§ **Work to do**
Can you change "table-cell" to "grid-cell" in the lines from the first one up to and including the line with "table-cell: ETH bbox=[419, 706, 696, 748]", leaving everything else the same, and give back only those lines?

Annotated element entries:
══════

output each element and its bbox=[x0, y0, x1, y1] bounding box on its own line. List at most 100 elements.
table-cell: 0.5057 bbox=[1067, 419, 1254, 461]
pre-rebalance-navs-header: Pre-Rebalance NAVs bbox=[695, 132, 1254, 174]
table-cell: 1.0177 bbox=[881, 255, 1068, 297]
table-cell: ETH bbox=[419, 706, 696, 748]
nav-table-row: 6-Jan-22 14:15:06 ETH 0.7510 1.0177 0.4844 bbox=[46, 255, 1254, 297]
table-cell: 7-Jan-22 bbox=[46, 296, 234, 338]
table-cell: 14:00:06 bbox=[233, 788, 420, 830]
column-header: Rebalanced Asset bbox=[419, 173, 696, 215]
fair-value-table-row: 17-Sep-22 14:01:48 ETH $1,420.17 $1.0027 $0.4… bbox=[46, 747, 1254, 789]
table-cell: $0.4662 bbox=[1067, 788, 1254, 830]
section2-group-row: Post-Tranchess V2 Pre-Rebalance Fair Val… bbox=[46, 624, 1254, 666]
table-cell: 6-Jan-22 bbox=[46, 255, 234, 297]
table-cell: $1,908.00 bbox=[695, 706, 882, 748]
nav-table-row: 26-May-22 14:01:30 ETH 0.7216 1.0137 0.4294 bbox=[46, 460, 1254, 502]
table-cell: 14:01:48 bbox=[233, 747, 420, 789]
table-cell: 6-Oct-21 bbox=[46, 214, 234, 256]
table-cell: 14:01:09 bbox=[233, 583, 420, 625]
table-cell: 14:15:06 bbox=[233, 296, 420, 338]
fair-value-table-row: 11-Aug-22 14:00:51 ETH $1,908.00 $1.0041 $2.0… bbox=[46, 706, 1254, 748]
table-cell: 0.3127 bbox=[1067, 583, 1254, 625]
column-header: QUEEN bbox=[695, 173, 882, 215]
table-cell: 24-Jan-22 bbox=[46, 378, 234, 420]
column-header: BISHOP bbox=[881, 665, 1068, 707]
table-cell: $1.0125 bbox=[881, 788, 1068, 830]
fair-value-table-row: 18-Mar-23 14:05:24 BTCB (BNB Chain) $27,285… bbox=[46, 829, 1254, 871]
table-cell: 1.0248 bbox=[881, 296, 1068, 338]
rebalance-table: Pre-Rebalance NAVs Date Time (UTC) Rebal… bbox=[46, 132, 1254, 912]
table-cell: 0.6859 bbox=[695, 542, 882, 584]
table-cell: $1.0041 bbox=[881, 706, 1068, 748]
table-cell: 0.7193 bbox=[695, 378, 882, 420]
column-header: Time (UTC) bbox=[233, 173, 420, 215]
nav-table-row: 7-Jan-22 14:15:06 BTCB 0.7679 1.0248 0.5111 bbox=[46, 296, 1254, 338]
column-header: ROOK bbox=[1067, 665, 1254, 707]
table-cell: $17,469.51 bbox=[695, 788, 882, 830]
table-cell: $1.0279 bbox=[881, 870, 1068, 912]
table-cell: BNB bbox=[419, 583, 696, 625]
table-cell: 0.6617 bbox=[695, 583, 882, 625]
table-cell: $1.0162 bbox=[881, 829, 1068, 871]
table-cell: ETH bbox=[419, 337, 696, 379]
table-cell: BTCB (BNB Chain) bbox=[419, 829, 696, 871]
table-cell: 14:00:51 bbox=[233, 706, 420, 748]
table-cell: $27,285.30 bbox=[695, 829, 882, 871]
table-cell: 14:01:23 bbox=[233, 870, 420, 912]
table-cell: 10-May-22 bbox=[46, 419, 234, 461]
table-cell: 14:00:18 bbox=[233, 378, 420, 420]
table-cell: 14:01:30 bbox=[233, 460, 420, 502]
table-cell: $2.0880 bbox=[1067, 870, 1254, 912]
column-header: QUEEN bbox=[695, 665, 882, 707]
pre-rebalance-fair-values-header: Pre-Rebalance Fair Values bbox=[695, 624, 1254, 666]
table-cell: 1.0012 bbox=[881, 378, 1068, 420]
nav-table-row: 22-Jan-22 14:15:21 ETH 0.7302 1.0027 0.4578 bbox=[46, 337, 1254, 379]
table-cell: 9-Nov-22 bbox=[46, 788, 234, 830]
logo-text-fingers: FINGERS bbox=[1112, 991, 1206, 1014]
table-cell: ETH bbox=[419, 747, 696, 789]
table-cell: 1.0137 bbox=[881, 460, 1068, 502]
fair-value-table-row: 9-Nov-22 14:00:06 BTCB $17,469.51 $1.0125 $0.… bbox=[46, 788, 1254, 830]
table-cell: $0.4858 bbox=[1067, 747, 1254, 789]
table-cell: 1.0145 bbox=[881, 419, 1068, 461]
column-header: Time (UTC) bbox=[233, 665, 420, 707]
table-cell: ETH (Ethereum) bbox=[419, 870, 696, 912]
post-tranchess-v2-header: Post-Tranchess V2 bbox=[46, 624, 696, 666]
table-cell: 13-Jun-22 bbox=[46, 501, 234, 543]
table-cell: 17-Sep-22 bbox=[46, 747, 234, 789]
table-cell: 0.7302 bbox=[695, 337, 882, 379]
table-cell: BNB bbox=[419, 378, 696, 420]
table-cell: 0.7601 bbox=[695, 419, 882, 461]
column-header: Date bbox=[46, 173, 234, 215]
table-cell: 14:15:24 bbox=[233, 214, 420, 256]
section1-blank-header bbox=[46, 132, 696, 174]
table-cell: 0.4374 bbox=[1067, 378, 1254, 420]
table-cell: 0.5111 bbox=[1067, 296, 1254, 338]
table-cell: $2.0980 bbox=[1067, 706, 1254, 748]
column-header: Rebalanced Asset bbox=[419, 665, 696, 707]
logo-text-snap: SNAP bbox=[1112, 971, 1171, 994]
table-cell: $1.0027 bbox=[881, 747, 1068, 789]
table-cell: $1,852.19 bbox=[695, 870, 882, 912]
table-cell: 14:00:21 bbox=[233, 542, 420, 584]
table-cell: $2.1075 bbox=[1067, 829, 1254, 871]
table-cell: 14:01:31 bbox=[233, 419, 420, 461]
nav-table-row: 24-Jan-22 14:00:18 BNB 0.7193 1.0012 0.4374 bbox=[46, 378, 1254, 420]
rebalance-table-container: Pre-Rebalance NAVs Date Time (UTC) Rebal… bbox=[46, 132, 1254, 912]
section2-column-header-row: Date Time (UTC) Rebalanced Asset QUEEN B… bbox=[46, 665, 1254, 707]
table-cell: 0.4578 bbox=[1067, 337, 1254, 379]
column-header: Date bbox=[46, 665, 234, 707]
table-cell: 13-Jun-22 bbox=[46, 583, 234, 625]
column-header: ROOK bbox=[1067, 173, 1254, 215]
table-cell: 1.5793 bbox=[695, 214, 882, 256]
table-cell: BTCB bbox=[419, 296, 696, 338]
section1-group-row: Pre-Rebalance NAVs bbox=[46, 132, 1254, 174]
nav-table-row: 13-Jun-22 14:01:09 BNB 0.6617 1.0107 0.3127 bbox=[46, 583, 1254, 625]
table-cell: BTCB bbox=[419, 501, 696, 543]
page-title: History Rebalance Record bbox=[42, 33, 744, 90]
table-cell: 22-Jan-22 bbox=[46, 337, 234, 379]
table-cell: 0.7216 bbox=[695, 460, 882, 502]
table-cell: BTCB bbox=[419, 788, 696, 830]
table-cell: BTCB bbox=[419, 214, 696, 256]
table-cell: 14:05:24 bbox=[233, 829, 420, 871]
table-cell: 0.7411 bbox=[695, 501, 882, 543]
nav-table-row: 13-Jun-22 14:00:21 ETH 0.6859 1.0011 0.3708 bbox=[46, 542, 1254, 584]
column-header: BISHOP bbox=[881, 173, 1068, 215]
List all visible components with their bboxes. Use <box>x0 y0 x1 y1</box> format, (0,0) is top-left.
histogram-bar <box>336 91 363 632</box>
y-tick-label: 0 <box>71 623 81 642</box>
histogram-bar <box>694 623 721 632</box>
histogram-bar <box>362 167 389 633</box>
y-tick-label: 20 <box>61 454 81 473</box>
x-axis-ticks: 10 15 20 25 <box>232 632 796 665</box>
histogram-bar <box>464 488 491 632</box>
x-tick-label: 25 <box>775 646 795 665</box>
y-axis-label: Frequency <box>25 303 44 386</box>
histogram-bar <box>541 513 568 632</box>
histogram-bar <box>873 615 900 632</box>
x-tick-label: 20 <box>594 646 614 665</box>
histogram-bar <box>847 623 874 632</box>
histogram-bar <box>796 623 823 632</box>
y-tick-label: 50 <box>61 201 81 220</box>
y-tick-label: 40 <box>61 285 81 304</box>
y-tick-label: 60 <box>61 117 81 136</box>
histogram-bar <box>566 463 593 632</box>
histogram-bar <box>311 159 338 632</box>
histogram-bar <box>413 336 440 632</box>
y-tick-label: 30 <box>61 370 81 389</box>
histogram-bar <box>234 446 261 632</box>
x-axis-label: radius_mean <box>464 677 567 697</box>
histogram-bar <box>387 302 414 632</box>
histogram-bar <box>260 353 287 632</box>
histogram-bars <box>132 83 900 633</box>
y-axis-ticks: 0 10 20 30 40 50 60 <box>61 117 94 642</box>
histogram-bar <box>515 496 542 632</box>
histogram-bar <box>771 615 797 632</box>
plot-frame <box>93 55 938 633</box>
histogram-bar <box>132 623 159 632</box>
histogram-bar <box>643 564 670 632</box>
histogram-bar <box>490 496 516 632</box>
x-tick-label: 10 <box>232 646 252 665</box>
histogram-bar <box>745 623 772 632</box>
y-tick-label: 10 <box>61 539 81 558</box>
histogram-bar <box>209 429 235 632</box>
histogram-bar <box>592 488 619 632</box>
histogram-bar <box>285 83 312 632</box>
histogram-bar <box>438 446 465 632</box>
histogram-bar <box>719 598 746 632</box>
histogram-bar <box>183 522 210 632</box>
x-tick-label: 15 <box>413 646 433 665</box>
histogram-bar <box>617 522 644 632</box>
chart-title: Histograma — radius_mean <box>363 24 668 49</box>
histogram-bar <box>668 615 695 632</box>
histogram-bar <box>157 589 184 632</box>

══════

§ **The completed task**
output each element and its bbox=[x0, y0, x1, y1] bounding box on its own line. List at most 100 elements.
grid-cell: 0.5057 bbox=[1067, 419, 1254, 461]
pre-rebalance-navs-header: Pre-Rebalance NAVs bbox=[695, 132, 1254, 174]
grid-cell: 1.0177 bbox=[881, 255, 1068, 297]
grid-cell: ETH bbox=[419, 706, 696, 748]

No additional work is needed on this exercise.